DATASET:
•••••
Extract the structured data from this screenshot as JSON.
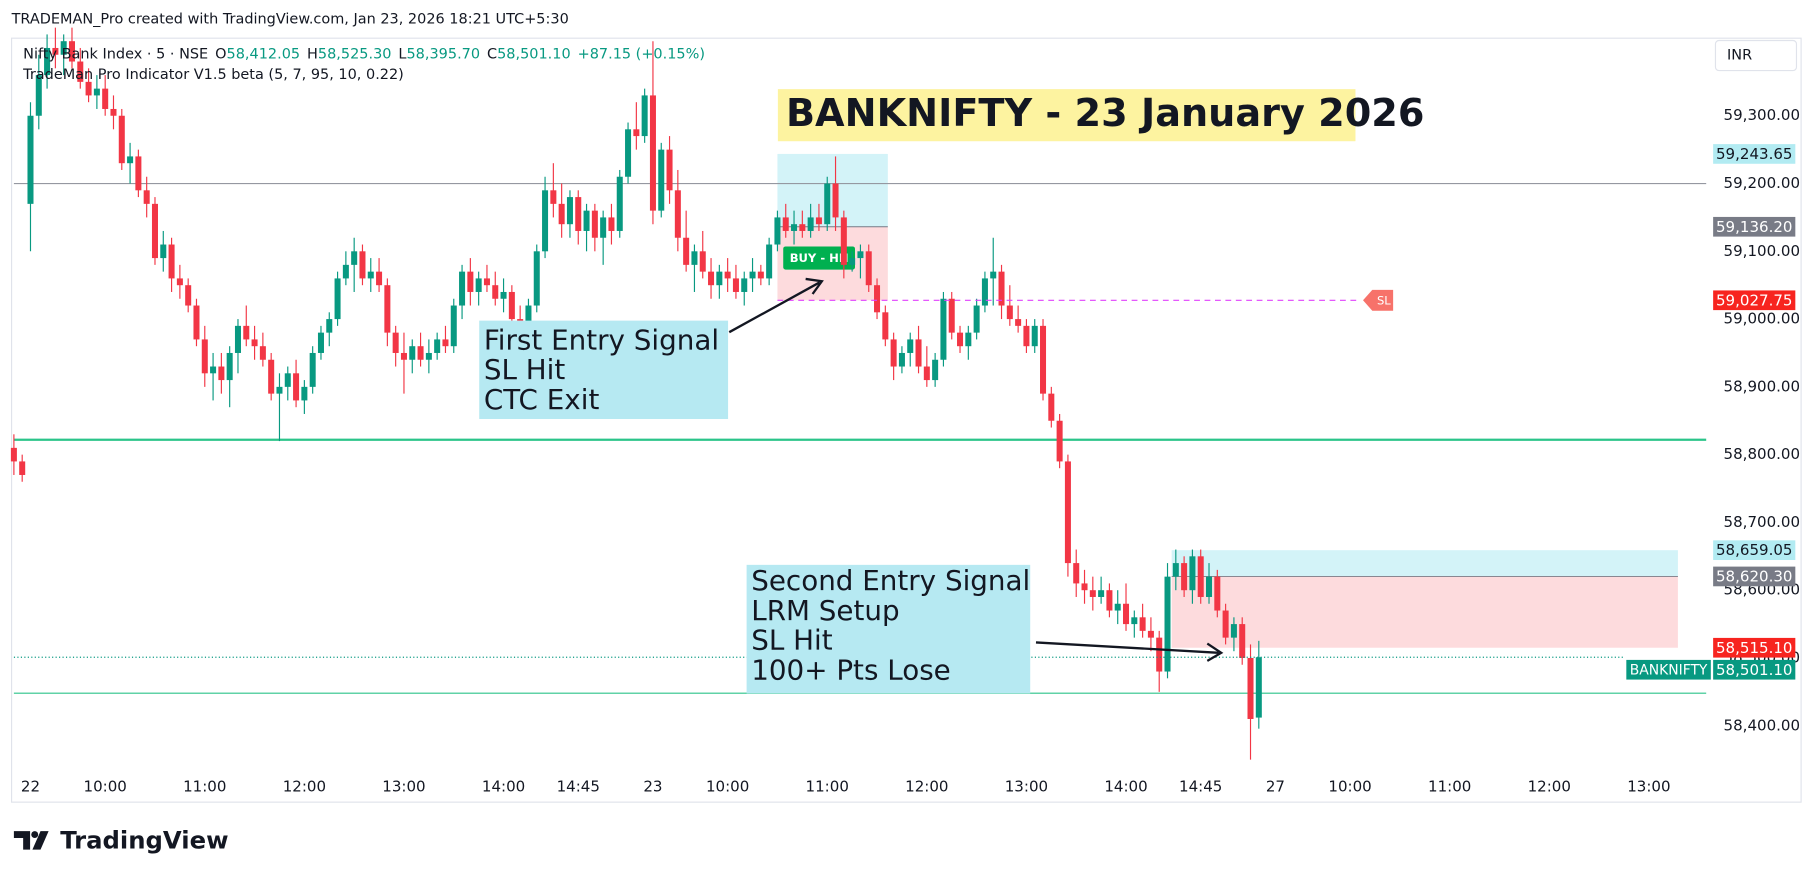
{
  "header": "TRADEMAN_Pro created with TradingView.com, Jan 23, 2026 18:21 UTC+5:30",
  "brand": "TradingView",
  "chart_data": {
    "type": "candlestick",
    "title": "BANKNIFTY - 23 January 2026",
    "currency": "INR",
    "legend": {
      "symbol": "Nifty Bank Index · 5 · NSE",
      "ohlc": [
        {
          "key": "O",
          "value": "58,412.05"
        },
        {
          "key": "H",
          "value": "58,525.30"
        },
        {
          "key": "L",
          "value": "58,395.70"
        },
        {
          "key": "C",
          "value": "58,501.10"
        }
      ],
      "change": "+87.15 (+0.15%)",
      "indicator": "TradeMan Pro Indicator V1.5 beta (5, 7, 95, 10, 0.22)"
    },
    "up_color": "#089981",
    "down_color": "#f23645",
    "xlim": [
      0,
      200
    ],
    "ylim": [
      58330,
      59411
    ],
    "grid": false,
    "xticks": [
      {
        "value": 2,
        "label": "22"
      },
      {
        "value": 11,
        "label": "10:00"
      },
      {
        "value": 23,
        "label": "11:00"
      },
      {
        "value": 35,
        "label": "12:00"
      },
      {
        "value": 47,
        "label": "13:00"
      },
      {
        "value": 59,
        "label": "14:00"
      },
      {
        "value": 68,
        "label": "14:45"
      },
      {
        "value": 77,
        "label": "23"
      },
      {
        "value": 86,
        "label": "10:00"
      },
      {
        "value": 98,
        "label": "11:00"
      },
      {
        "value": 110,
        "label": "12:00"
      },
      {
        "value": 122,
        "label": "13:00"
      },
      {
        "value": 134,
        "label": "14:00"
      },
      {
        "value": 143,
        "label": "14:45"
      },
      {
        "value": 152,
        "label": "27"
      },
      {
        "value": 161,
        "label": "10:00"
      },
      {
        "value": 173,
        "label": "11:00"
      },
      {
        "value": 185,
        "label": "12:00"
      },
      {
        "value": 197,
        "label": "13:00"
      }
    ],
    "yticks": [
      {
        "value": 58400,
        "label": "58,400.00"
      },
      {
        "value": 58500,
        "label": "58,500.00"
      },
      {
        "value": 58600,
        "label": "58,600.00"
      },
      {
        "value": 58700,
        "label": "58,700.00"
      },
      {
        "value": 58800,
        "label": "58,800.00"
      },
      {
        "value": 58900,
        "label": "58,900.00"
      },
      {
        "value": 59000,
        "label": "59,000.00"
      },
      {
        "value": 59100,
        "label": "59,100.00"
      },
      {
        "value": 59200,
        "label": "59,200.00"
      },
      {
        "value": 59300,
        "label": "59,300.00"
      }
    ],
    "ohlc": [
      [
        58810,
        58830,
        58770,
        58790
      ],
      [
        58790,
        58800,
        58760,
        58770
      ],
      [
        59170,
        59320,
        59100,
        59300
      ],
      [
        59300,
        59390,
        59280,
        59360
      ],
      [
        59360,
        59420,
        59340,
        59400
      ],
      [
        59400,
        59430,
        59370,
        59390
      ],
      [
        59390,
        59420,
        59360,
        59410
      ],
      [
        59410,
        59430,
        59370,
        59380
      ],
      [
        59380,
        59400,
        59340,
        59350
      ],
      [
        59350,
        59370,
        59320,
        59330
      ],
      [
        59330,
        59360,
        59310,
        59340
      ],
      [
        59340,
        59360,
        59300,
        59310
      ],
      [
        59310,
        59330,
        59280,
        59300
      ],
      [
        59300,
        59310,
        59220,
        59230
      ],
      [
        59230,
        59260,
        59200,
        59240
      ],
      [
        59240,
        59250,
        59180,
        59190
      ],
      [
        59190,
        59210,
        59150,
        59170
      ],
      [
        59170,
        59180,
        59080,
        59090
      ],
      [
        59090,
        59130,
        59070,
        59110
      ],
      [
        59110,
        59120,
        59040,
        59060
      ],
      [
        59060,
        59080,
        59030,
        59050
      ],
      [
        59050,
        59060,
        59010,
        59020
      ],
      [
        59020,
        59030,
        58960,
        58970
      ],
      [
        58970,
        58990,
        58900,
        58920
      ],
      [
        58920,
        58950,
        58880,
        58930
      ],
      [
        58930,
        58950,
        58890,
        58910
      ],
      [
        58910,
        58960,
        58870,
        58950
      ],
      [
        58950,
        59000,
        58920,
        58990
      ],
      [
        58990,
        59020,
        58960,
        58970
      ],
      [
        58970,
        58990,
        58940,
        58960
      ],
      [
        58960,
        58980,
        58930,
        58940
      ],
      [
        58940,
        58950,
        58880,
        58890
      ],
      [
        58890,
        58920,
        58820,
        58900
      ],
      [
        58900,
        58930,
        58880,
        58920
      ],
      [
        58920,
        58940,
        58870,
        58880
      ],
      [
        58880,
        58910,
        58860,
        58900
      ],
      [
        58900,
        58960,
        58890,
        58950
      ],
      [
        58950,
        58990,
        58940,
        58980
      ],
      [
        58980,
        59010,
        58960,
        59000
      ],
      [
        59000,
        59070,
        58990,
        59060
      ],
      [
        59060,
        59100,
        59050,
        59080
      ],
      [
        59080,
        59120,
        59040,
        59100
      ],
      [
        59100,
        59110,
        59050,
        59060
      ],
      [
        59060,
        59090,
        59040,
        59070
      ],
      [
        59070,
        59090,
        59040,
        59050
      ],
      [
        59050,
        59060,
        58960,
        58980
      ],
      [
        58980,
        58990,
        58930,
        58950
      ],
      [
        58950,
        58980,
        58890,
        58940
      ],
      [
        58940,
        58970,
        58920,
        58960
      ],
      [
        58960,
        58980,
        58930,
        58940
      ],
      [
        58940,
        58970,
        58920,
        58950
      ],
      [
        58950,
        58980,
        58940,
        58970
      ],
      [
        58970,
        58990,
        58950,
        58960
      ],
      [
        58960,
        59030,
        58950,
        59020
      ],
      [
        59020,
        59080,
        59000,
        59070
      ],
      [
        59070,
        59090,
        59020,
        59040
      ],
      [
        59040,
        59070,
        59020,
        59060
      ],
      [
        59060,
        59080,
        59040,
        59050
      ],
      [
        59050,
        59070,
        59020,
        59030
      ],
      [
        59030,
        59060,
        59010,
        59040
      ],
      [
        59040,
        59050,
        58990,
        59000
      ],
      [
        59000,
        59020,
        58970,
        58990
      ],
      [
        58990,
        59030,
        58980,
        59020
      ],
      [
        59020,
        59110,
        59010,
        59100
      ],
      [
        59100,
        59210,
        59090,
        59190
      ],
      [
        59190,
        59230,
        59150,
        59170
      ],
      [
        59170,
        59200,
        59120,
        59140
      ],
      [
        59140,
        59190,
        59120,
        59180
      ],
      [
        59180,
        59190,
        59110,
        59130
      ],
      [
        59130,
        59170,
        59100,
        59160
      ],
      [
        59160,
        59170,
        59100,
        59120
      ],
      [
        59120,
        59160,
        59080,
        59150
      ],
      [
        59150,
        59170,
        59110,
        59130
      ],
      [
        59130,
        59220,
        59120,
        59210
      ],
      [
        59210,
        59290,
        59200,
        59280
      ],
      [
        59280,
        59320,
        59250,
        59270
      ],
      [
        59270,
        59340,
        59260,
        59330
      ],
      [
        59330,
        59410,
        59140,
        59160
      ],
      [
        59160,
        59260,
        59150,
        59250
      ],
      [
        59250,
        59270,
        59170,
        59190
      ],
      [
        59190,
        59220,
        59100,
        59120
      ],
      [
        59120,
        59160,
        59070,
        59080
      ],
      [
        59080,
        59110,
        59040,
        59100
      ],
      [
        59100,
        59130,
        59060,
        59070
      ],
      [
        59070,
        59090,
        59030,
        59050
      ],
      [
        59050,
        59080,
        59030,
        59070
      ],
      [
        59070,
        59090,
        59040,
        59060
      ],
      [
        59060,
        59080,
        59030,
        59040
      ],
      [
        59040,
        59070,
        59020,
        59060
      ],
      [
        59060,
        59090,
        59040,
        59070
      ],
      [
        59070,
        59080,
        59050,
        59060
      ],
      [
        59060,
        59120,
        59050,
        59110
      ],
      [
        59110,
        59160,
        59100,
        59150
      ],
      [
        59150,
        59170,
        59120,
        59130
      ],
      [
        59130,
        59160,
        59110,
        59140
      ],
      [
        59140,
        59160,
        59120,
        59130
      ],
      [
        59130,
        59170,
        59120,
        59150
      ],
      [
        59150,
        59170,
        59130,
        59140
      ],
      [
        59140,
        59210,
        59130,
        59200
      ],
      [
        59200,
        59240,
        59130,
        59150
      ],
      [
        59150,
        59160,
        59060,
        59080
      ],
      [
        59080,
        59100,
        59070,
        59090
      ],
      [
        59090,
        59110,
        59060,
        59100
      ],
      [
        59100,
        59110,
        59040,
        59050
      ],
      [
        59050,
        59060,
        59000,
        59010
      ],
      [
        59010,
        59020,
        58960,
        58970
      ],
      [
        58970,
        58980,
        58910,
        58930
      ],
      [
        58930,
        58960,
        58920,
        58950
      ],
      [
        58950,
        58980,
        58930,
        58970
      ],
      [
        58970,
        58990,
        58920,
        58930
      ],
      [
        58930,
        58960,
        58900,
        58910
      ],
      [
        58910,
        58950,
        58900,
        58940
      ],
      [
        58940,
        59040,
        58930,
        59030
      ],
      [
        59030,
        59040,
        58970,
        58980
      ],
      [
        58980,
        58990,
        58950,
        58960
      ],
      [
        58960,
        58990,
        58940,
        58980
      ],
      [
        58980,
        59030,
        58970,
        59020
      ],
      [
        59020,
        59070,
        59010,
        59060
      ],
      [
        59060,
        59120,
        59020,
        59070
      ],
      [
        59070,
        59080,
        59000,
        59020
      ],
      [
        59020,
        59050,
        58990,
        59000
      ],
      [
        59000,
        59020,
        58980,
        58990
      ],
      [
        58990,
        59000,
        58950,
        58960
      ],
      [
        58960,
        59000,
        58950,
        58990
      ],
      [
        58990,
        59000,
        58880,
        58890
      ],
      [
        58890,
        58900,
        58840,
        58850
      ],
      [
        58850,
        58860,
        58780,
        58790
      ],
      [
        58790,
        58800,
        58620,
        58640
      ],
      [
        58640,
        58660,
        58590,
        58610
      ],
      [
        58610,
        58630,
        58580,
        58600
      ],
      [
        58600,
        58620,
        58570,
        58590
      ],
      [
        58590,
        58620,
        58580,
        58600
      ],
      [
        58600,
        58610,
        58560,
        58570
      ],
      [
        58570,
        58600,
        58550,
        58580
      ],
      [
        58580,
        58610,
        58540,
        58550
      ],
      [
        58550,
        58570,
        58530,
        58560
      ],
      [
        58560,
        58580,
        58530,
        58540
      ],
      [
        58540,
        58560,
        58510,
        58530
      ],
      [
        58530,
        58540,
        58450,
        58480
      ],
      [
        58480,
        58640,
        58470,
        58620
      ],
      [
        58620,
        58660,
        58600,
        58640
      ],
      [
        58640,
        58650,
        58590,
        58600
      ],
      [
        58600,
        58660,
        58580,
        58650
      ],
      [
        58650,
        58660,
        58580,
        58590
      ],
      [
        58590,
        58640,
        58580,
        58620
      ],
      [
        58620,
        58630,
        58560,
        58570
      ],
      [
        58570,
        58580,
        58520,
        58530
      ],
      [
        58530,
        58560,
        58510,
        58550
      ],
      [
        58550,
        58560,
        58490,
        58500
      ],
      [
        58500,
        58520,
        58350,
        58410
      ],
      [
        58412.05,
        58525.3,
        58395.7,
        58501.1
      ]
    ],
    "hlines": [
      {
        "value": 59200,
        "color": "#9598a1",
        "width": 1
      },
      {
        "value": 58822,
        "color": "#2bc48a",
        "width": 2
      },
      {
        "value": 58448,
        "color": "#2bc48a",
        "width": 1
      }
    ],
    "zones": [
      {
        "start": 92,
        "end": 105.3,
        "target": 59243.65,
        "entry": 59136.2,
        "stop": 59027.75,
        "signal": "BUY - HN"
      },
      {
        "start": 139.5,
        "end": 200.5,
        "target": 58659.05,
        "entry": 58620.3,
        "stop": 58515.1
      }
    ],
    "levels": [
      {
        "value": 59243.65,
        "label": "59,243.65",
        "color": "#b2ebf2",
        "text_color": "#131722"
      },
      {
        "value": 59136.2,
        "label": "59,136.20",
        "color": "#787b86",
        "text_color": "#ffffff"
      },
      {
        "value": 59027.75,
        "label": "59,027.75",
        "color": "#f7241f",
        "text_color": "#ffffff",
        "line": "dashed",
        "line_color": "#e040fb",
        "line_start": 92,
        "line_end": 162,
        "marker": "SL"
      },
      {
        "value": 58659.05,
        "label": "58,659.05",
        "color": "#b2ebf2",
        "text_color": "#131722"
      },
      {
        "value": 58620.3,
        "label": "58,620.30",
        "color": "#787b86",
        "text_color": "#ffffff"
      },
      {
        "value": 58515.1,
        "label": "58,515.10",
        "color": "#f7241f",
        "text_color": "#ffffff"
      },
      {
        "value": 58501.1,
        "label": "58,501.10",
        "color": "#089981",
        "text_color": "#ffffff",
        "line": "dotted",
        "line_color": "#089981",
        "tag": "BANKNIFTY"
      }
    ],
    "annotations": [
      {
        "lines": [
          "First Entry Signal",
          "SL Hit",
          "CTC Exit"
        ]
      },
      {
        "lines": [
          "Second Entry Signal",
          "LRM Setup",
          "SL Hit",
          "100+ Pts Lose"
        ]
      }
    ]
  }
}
•••••
TASK DIRECTIONS: The answer should be a single number: the count of lines in the data that include the string "BANKNIFTY".

EXERCISE SOLUTION: 2